> **Exercise task**
Retype the material in full, keeping every word the same.

> **Material provided**

>>>>

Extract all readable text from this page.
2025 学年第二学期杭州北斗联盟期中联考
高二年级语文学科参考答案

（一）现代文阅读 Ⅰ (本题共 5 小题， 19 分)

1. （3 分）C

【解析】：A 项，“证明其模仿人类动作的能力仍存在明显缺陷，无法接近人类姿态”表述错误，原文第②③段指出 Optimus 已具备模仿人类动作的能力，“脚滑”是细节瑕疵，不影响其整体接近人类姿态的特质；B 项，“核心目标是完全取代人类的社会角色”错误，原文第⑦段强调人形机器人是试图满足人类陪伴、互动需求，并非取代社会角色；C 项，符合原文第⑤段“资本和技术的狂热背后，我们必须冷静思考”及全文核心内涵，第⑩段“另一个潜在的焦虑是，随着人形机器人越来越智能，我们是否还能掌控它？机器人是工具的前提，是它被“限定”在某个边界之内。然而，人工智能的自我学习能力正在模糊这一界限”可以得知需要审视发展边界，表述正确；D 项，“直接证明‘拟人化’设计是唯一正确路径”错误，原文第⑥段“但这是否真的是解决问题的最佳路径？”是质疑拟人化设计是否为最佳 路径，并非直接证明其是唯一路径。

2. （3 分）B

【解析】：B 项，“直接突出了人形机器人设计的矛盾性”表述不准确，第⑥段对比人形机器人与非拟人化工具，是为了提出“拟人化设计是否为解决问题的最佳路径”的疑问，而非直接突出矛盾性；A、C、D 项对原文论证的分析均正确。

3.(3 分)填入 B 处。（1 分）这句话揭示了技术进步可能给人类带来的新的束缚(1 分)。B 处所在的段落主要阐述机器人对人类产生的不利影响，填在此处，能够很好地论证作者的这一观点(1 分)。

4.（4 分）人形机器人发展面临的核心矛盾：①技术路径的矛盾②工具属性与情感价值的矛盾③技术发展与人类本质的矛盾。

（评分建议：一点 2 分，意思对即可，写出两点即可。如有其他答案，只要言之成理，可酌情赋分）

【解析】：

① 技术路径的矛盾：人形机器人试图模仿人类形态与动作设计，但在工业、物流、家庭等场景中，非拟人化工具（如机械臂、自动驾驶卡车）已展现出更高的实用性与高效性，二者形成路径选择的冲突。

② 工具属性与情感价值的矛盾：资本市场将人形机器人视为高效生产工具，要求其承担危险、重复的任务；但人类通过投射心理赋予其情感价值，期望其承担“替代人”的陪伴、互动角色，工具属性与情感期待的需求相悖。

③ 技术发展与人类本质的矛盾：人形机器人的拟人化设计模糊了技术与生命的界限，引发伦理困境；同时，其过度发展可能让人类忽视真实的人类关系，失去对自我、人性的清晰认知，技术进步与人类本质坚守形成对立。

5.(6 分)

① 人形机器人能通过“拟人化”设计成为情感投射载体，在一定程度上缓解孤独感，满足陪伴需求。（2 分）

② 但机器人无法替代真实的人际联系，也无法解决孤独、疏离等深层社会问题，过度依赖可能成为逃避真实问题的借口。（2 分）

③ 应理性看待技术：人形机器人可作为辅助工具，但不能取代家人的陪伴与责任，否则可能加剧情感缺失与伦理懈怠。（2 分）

<<<<

> **Exercise response**
Extract all readable text from this page.
2025 学年第二学期杭州北斗联盟期中联考
高二年级语文学科参考答案

（一）现代文阅读 Ⅰ (本题共 5 小题， 19 分)

1. （3 分）C

【解析】：A 项，“证明其模仿人类动作的能力仍存在明显缺陷，无法接近人类姿态”表述错误，原文第②③段指出 Optimus 已具备模仿人类动作的能力，“脚滑”是细节瑕疵，不影响其整体接近人类姿态的特质；B 项，“核心目标是完全取代人类的社会角色”错误，原文第⑦段强调人形机器人是试图满足人类陪伴、互动需求，并非取代社会角色；C 项，符合原文第⑤段“资本和技术的狂热背后，我们必须冷静思考”及全文核心内涵，第⑩段“另一个潜在的焦虑是，随着人形机器人越来越智能，我们是否还能掌控它？机器人是工具的前提，是它被“限定”在某个边界之内。然而，人工智能的自我学习能力正在模糊这一界限”可以得知需要审视发展边界，表述正确；D 项，“直接证明‘拟人化’设计是唯一正确路径”错误，原文第⑥段“但这是否真的是解决问题的最佳路径？”是质疑拟人化设计是否为最佳 路径，并非直接证明其是唯一路径。

2. （3 分）B

【解析】：B 项，“直接突出了人形机器人设计的矛盾性”表述不准确，第⑥段对比人形机器人与非拟人化工具，是为了提出“拟人化设计是否为解决问题的最佳路径”的疑问，而非直接突出矛盾性；A、C、D 项对原文论证的分析均正确。

3.(3 分)填入 B 处。（1 分）这句话揭示了技术进步可能给人类带来的新的束缚(1 分)。B 处所在的段落主要阐述机器人对人类产生的不利影响，填在此处，能够很好地论证作者的这一观点(1 分)。

4.（4 分）人形机器人发展面临的核心矛盾：①技术路径的矛盾②工具属性与情感价值的矛盾③技术发展与人类本质的矛盾。

（评分建议：一点 2 分，意思对即可，写出两点即可。如有其他答案，只要言之成理，可酌情赋分）

【解析】：

① 技术路径的矛盾：人形机器人试图模仿人类形态与动作设计，但在工业、物流、家庭等场景中，非拟人化工具（如机械臂、自动驾驶卡车）已展现出更高的实用性与高效性，二者形成路径选择的冲突。

② 工具属性与情感价值的矛盾：资本市场将人形机器人视为高效生产工具，要求其承担危险、重复的任务；但人类通过投射心理赋予其情感价值，期望其承担“替代人”的陪伴、互动角色，工具属性与情感期待的需求相悖。

③ 技术发展与人类本质的矛盾：人形机器人的拟人化设计模糊了技术与生命的界限，引发伦理困境；同时，其过度发展可能让人类忽视真实的人类关系，失去对自我、人性的清晰认知，技术进步与人类本质坚守形成对立。

5.(6 分)

① 人形机器人能通过“拟人化”设计成为情感投射载体，在一定程度上缓解孤独感，满足陪伴需求。（2 分）

② 但机器人无法替代真实的人际联系，也无法解决孤独、疏离等深层社会问题，过度依赖可能成为逃避真实问题的借口。（2 分）

③ 应理性看待技术：人形机器人可作为辅助工具，但不能取代家人的陪伴与责任，否则可能加剧情感缺失与伦理懈怠。（2 分）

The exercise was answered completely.